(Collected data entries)
--

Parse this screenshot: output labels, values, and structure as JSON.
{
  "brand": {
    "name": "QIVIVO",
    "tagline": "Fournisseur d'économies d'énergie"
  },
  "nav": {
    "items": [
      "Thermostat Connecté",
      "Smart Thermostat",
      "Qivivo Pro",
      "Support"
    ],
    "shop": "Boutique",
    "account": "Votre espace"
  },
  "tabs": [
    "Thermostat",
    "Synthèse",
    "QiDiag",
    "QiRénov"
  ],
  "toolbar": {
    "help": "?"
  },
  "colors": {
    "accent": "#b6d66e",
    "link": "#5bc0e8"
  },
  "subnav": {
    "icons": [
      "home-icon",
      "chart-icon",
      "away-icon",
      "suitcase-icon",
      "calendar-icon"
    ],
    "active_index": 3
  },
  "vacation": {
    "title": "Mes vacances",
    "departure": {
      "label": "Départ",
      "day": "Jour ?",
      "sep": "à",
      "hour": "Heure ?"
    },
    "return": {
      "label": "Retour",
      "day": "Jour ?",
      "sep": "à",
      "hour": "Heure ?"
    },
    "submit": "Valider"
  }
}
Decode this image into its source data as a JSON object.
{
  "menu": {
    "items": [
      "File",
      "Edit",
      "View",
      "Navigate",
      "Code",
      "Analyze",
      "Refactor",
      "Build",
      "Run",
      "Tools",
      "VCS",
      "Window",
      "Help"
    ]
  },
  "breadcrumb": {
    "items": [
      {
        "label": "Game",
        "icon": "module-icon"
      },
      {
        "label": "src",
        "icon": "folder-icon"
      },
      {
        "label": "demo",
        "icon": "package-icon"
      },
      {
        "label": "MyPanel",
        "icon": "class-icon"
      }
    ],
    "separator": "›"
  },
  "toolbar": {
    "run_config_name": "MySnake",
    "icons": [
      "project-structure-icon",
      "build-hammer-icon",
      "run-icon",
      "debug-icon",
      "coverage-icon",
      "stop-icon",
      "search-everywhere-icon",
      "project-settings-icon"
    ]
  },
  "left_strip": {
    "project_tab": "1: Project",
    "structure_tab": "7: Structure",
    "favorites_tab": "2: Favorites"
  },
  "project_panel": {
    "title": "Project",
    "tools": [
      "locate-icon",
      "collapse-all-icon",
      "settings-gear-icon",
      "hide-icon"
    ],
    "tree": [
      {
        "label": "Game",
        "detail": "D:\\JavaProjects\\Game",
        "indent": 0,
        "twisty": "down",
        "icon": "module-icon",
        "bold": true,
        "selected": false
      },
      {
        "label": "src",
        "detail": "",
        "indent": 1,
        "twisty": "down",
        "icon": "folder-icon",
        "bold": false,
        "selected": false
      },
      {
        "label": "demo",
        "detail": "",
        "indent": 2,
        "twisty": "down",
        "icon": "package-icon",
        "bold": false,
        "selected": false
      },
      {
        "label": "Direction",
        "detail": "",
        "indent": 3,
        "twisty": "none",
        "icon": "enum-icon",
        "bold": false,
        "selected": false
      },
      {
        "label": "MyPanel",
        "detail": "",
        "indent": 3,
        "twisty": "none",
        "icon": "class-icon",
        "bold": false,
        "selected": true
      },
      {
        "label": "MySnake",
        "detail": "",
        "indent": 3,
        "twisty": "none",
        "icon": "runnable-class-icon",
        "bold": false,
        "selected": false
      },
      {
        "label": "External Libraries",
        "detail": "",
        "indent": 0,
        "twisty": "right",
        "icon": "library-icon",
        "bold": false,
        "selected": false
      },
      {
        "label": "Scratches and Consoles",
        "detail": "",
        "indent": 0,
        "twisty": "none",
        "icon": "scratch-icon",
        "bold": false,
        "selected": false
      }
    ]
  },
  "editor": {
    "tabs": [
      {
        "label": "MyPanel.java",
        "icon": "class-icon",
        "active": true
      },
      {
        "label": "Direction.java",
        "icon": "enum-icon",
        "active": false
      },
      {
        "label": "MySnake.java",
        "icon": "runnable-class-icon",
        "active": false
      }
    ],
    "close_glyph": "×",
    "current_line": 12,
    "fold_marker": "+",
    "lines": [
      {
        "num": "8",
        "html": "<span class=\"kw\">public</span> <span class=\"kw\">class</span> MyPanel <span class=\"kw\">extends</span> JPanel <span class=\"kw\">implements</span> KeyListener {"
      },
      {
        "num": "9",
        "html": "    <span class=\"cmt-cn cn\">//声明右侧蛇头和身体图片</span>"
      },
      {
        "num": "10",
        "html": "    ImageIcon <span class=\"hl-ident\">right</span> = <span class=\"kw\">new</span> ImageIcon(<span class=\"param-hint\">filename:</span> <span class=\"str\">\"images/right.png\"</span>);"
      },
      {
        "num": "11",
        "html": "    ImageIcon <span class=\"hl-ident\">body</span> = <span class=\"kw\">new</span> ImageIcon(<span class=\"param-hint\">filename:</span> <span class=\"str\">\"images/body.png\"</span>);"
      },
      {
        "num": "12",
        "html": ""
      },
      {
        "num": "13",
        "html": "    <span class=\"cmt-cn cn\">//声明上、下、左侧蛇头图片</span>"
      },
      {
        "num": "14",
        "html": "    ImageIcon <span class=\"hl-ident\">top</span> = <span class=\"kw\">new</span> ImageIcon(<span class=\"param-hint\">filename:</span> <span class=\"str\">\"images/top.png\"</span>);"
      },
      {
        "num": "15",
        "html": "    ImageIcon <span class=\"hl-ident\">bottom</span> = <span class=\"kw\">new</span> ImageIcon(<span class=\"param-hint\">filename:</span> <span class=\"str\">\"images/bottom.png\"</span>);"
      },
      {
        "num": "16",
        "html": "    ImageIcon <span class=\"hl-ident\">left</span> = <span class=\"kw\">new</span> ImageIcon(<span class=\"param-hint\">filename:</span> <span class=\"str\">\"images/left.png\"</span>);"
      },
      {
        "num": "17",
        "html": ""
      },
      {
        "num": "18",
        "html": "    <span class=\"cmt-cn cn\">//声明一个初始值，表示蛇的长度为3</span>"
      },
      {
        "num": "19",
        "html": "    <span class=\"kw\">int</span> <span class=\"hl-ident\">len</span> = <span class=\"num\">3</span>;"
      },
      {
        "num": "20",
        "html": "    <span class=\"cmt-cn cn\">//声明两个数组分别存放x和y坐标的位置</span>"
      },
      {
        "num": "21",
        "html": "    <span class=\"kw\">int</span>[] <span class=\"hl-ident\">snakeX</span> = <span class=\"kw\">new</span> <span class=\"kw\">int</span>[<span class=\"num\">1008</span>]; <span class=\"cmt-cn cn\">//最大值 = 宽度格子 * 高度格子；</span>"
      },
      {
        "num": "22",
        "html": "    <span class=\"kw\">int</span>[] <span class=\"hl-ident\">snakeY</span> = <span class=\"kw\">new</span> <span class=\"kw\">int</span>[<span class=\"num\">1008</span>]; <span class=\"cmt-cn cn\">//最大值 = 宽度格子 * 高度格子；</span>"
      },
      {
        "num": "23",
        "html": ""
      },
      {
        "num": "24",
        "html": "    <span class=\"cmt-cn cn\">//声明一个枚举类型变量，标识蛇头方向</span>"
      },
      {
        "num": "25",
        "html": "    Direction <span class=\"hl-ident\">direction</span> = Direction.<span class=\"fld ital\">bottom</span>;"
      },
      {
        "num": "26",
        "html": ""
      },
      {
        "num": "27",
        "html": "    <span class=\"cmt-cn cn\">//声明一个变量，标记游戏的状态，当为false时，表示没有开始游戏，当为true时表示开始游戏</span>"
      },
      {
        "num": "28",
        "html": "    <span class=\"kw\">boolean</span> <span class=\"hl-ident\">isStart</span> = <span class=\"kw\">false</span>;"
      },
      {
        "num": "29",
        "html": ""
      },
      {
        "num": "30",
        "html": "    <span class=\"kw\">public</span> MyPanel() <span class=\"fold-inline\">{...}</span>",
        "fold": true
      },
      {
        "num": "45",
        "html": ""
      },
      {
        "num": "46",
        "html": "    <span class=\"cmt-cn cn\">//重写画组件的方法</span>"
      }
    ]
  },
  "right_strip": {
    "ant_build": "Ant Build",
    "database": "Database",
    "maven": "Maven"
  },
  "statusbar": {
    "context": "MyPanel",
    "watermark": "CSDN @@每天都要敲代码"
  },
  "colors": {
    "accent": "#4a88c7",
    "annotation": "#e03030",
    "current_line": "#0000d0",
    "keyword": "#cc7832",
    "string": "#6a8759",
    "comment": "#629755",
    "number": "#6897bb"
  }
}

--

* [Work to complete]: Copy out every line from the material above in which the word "bottom" appears.

* [Task output]:
        "html": "    ImageIcon <span class=\"hl-ident\">bottom</span> = <span class=\"kw\">new</span> ImageIcon(<span class=\"param-hint\">filename:</span> <span class=\"str\">\"images/bottom.png\"</span>);"
        "html": "    Direction <span class=\"hl-ident\">direction</span> = Direction.<span class=\"fld ital\">bottom</span>;"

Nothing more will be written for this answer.